##### Extracted records
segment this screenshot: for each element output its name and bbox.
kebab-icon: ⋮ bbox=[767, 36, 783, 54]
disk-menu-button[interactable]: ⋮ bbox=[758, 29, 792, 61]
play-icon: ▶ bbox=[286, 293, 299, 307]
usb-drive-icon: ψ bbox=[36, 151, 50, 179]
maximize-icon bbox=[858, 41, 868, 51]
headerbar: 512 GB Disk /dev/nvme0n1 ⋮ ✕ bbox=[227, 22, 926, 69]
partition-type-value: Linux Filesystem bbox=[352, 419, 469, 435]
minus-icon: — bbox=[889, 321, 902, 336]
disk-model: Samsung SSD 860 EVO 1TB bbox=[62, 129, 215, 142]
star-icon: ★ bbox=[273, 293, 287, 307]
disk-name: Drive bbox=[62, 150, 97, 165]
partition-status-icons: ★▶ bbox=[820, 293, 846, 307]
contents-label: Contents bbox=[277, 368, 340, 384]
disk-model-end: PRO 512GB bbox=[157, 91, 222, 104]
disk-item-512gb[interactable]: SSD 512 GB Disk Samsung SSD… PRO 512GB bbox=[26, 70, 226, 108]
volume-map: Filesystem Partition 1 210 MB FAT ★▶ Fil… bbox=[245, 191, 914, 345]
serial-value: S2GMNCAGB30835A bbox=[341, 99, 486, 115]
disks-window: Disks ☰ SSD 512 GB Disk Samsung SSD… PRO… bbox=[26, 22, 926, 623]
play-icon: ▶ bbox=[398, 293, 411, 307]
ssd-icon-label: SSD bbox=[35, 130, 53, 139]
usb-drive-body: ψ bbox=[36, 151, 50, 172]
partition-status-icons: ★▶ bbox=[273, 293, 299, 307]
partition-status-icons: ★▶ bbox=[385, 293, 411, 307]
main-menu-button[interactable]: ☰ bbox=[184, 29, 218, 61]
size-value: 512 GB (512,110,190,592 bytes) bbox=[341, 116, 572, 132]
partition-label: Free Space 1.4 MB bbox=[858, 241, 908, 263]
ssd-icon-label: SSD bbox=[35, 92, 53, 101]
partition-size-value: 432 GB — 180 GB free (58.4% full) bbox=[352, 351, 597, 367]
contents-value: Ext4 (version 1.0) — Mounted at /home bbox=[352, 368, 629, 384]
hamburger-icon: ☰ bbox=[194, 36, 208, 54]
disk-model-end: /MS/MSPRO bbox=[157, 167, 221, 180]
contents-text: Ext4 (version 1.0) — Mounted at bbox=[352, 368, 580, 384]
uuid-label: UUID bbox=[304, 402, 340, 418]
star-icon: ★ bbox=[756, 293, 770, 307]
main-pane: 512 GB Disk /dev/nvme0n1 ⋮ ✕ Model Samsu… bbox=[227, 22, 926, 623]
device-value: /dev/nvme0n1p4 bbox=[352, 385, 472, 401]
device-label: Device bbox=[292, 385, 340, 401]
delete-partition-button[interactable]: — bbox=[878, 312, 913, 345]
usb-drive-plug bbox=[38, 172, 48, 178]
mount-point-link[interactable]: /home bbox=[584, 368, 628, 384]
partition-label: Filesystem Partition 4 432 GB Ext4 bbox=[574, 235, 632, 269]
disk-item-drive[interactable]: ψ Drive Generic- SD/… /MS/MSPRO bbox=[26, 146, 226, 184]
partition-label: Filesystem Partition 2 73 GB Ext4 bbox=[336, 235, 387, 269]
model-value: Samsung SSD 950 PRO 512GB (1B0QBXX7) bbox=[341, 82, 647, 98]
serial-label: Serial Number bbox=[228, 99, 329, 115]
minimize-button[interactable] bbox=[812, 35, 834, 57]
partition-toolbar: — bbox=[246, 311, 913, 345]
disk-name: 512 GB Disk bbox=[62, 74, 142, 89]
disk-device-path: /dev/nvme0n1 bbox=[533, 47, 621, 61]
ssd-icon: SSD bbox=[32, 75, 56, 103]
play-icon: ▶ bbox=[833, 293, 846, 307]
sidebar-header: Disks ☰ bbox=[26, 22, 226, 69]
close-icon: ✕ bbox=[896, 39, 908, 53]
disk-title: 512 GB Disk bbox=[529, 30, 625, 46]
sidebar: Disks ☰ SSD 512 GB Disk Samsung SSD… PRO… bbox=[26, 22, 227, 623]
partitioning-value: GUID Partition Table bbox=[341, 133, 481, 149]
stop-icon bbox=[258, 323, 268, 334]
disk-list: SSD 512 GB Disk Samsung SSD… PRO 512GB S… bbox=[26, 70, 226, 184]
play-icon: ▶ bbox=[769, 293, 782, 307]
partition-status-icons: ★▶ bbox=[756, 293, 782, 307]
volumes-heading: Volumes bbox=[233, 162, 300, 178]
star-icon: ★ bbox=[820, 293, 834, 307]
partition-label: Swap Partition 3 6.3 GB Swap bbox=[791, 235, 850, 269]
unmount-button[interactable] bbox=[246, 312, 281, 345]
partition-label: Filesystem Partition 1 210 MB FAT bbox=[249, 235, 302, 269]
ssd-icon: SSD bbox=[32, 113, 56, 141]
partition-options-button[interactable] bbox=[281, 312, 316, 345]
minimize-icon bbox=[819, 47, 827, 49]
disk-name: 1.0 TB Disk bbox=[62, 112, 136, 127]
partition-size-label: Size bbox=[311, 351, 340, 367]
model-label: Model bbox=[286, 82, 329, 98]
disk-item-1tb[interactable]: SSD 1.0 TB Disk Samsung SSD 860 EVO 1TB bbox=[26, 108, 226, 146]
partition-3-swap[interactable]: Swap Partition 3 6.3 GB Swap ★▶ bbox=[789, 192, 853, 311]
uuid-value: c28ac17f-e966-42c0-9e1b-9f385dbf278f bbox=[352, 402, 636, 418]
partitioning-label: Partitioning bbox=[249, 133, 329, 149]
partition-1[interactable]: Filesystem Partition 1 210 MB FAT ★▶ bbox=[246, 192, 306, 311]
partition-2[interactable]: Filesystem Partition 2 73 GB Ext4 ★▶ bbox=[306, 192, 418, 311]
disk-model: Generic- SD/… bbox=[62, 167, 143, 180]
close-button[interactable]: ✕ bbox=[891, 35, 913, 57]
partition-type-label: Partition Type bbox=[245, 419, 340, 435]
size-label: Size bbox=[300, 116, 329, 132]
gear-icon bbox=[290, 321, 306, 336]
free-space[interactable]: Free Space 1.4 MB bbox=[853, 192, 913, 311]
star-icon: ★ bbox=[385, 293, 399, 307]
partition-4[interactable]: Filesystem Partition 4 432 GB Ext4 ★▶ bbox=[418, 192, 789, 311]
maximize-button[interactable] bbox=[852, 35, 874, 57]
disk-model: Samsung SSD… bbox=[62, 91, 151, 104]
##########
Reproduce all of the data above line for line, with no changes.

__Output__:
segment this screenshot: for each element output its name and bbox.
kebab-icon: ⋮ bbox=[767, 36, 783, 54]
disk-menu-button[interactable]: ⋮ bbox=[758, 29, 792, 61]
play-icon: ▶ bbox=[286, 293, 299, 307]
usb-drive-icon: ψ bbox=[36, 151, 50, 179]
maximize-icon bbox=[858, 41, 868, 51]
headerbar: 512 GB Disk /dev/nvme0n1 ⋮ ✕ bbox=[227, 22, 926, 69]
partition-type-value: Linux Filesystem bbox=[352, 419, 469, 435]
minus-icon: — bbox=[889, 321, 902, 336]
disk-model: Samsung SSD 860 EVO 1TB bbox=[62, 129, 215, 142]
star-icon: ★ bbox=[273, 293, 287, 307]
disk-name: Drive bbox=[62, 150, 97, 165]
partition-status-icons: ★▶ bbox=[820, 293, 846, 307]
contents-label: Contents bbox=[277, 368, 340, 384]
disk-model-end: PRO 512GB bbox=[157, 91, 222, 104]
disk-item-512gb[interactable]: SSD 512 GB Disk Samsung SSD… PRO 512GB bbox=[26, 70, 226, 108]
volume-map: Filesystem Partition 1 210 MB FAT ★▶ Fil… bbox=[245, 191, 914, 345]
serial-value: S2GMNCAGB30835A bbox=[341, 99, 486, 115]
disks-window: Disks ☰ SSD 512 GB Disk Samsung SSD… PRO… bbox=[26, 22, 926, 623]
play-icon: ▶ bbox=[398, 293, 411, 307]
ssd-icon-label: SSD bbox=[35, 130, 53, 139]
usb-drive-body: ψ bbox=[36, 151, 50, 172]
partition-status-icons: ★▶ bbox=[273, 293, 299, 307]
partition-status-icons: ★▶ bbox=[385, 293, 411, 307]
main-menu-button[interactable]: ☰ bbox=[184, 29, 218, 61]
size-value: 512 GB (512,110,190,592 bytes) bbox=[341, 116, 572, 132]
partition-label: Free Space 1.4 MB bbox=[858, 241, 908, 263]
ssd-icon-label: SSD bbox=[35, 92, 53, 101]
partition-size-value: 432 GB — 180 GB free (58.4% full) bbox=[352, 351, 597, 367]
contents-value: Ext4 (version 1.0) — Mounted at /home bbox=[352, 368, 629, 384]
hamburger-icon: ☰ bbox=[194, 36, 208, 54]
disk-model-end: /MS/MSPRO bbox=[157, 167, 221, 180]
contents-text: Ext4 (version 1.0) — Mounted at bbox=[352, 368, 580, 384]
uuid-label: UUID bbox=[304, 402, 340, 418]
star-icon: ★ bbox=[756, 293, 770, 307]
main-pane: 512 GB Disk /dev/nvme0n1 ⋮ ✕ Model Samsu… bbox=[227, 22, 926, 623]
device-value: /dev/nvme0n1p4 bbox=[352, 385, 472, 401]
device-label: Device bbox=[292, 385, 340, 401]
delete-partition-button[interactable]: — bbox=[878, 312, 913, 345]
usb-drive-plug bbox=[38, 172, 48, 178]
mount-point-link[interactable]: /home bbox=[584, 368, 628, 384]
partition-label: Filesystem Partition 4 432 GB Ext4 bbox=[574, 235, 632, 269]
disk-item-drive[interactable]: ψ Drive Generic- SD/… /MS/MSPRO bbox=[26, 146, 226, 184]
partition-label: Filesystem Partition 2 73 GB Ext4 bbox=[336, 235, 387, 269]
model-value: Samsung SSD 950 PRO 512GB (1B0QBXX7) bbox=[341, 82, 647, 98]
serial-label: Serial Number bbox=[228, 99, 329, 115]
minimize-button[interactable] bbox=[812, 35, 834, 57]
partition-toolbar: — bbox=[246, 311, 913, 345]
disk-name: 512 GB Disk bbox=[62, 74, 142, 89]
disk-device-path: /dev/nvme0n1 bbox=[533, 47, 621, 61]
ssd-icon: SSD bbox=[32, 75, 56, 103]
play-icon: ▶ bbox=[833, 293, 846, 307]
sidebar-header: Disks ☰ bbox=[26, 22, 226, 69]
close-icon: ✕ bbox=[896, 39, 908, 53]
disk-title: 512 GB Disk bbox=[529, 30, 625, 46]
sidebar: Disks ☰ SSD 512 GB Disk Samsung SSD… PRO… bbox=[26, 22, 227, 623]
partitioning-value: GUID Partition Table bbox=[341, 133, 481, 149]
stop-icon bbox=[258, 323, 268, 334]
disk-list: SSD 512 GB Disk Samsung SSD… PRO 512GB S… bbox=[26, 70, 226, 184]
play-icon: ▶ bbox=[769, 293, 782, 307]
partition-status-icons: ★▶ bbox=[756, 293, 782, 307]
volumes-heading: Volumes bbox=[233, 162, 300, 178]
star-icon: ★ bbox=[820, 293, 834, 307]
partition-label: Swap Partition 3 6.3 GB Swap bbox=[791, 235, 850, 269]
unmount-button[interactable] bbox=[246, 312, 281, 345]
partition-label: Filesystem Partition 1 210 MB FAT bbox=[249, 235, 302, 269]
ssd-icon: SSD bbox=[32, 113, 56, 141]
partition-options-button[interactable] bbox=[281, 312, 316, 345]
minimize-icon bbox=[819, 47, 827, 49]
disk-name: 1.0 TB Disk bbox=[62, 112, 136, 127]
partition-size-label: Size bbox=[311, 351, 340, 367]
model-label: Model bbox=[286, 82, 329, 98]
disk-item-1tb[interactable]: SSD 1.0 TB Disk Samsung SSD 860 EVO 1TB bbox=[26, 108, 226, 146]
partition-3-swap[interactable]: Swap Partition 3 6.3 GB Swap ★▶ bbox=[789, 192, 853, 311]
uuid-value: c28ac17f-e966-42c0-9e1b-9f385dbf278f bbox=[352, 402, 636, 418]
partitioning-label: Partitioning bbox=[249, 133, 329, 149]
partition-1[interactable]: Filesystem Partition 1 210 MB FAT ★▶ bbox=[246, 192, 306, 311]
partition-2[interactable]: Filesystem Partition 2 73 GB Ext4 ★▶ bbox=[306, 192, 418, 311]
disk-model: Generic- SD/… bbox=[62, 167, 143, 180]
close-button[interactable]: ✕ bbox=[891, 35, 913, 57]
partition-type-label: Partition Type bbox=[245, 419, 340, 435]
size-label: Size bbox=[300, 116, 329, 132]
gear-icon bbox=[290, 321, 306, 336]
free-space[interactable]: Free Space 1.4 MB bbox=[853, 192, 913, 311]
star-icon: ★ bbox=[385, 293, 399, 307]
partition-4[interactable]: Filesystem Partition 4 432 GB Ext4 ★▶ bbox=[418, 192, 789, 311]
maximize-button[interactable] bbox=[852, 35, 874, 57]
disk-model: Samsung SSD… bbox=[62, 91, 151, 104]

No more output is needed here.